● Your objective: Find the string "with" and gather every line that holds it.

[Collected data]
········

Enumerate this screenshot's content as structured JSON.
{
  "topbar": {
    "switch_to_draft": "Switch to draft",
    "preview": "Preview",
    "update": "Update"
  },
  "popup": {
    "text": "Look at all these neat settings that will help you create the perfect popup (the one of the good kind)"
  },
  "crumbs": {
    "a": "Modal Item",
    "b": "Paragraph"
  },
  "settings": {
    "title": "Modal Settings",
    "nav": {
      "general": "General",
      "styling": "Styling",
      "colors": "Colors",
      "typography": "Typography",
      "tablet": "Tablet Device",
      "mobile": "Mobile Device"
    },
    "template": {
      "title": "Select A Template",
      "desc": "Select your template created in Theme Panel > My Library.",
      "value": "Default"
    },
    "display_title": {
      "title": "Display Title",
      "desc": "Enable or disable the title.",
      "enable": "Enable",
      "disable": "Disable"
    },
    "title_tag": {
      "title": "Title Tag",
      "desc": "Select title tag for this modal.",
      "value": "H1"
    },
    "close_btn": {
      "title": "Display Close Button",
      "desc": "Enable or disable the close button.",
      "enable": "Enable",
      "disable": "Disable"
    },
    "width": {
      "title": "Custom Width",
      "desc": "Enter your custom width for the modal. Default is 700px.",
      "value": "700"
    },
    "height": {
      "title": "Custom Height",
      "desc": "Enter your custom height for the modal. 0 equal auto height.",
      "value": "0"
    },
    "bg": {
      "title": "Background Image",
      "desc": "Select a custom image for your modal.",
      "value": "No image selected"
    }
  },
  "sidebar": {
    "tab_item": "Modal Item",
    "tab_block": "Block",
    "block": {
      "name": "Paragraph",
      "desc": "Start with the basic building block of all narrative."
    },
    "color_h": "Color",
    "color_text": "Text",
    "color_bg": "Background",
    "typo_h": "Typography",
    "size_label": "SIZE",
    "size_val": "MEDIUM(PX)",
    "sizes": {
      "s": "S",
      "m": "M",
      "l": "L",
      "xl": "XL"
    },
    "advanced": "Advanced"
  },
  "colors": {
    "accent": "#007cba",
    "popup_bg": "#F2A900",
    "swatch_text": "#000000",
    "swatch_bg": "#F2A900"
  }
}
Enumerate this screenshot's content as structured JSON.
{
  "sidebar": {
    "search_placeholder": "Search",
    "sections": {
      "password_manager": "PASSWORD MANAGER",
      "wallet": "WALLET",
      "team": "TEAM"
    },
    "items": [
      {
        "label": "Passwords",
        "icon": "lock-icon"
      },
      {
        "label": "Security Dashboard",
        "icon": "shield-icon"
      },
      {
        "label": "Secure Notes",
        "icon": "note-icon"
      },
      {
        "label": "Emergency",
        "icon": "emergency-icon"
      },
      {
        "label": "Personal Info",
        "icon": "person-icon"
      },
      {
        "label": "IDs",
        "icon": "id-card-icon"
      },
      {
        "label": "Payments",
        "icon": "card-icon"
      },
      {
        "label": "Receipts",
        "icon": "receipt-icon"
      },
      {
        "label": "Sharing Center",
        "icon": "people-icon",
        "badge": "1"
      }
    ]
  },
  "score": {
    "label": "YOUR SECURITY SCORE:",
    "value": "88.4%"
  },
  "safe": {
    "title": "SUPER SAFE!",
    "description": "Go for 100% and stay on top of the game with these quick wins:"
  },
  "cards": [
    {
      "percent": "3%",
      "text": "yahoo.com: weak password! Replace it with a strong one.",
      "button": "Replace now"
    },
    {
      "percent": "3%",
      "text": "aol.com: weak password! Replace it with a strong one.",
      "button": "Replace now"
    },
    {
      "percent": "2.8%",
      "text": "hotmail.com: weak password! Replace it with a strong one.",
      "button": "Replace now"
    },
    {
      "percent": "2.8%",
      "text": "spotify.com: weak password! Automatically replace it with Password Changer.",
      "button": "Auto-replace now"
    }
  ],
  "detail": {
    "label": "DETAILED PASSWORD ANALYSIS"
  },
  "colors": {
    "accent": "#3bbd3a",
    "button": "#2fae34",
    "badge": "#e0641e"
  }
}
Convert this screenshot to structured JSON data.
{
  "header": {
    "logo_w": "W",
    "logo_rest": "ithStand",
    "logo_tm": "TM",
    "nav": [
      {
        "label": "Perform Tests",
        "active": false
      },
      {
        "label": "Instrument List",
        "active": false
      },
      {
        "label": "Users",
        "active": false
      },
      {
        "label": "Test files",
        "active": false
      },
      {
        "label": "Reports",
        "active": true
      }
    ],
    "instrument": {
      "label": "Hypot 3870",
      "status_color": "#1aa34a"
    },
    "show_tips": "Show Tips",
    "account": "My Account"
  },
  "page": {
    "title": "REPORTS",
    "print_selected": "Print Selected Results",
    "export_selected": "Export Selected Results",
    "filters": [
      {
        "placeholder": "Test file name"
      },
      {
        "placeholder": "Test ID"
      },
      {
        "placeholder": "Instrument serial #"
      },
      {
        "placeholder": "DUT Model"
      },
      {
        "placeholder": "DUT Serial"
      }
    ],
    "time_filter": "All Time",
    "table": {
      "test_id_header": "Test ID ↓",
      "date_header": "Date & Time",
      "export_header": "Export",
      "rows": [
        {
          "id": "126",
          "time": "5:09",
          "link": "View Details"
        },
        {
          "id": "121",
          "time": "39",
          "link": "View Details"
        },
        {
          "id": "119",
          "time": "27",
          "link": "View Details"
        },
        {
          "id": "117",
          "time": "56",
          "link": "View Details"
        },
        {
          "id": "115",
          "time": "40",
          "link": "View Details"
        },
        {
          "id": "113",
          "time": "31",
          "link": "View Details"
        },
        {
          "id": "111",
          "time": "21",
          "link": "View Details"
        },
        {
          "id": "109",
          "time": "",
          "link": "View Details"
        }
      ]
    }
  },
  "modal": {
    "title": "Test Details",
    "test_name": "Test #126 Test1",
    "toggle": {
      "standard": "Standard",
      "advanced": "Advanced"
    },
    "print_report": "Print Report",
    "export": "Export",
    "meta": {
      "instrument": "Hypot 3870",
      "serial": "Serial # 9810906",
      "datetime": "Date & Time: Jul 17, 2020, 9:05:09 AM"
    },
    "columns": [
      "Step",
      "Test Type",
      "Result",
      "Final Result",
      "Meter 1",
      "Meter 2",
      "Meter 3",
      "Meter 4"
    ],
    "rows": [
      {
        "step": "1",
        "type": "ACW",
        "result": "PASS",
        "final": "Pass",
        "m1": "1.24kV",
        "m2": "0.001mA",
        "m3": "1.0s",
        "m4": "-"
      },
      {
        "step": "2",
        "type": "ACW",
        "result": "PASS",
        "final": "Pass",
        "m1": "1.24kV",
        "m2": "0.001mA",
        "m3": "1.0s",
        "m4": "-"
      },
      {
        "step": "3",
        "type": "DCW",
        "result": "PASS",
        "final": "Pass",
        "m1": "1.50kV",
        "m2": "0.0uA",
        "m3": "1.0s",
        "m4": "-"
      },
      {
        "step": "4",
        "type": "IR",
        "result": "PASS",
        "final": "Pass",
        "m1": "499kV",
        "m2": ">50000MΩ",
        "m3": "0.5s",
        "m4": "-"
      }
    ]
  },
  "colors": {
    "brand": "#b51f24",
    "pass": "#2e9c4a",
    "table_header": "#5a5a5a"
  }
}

········

● Reply:
      "desc": "Start with the basic building block of all narrative."
    "description": "Go for 100% and stay on top of the game with these quick wins:"
      "text": "yahoo.com: weak password! Replace it with a strong one.",
      "text": "aol.com: weak password! Replace it with a strong one.",
      "text": "hotmail.com: weak password! Replace it with a strong one.",
      "text": "spotify.com: weak password! Automatically replace it with Password Changer.",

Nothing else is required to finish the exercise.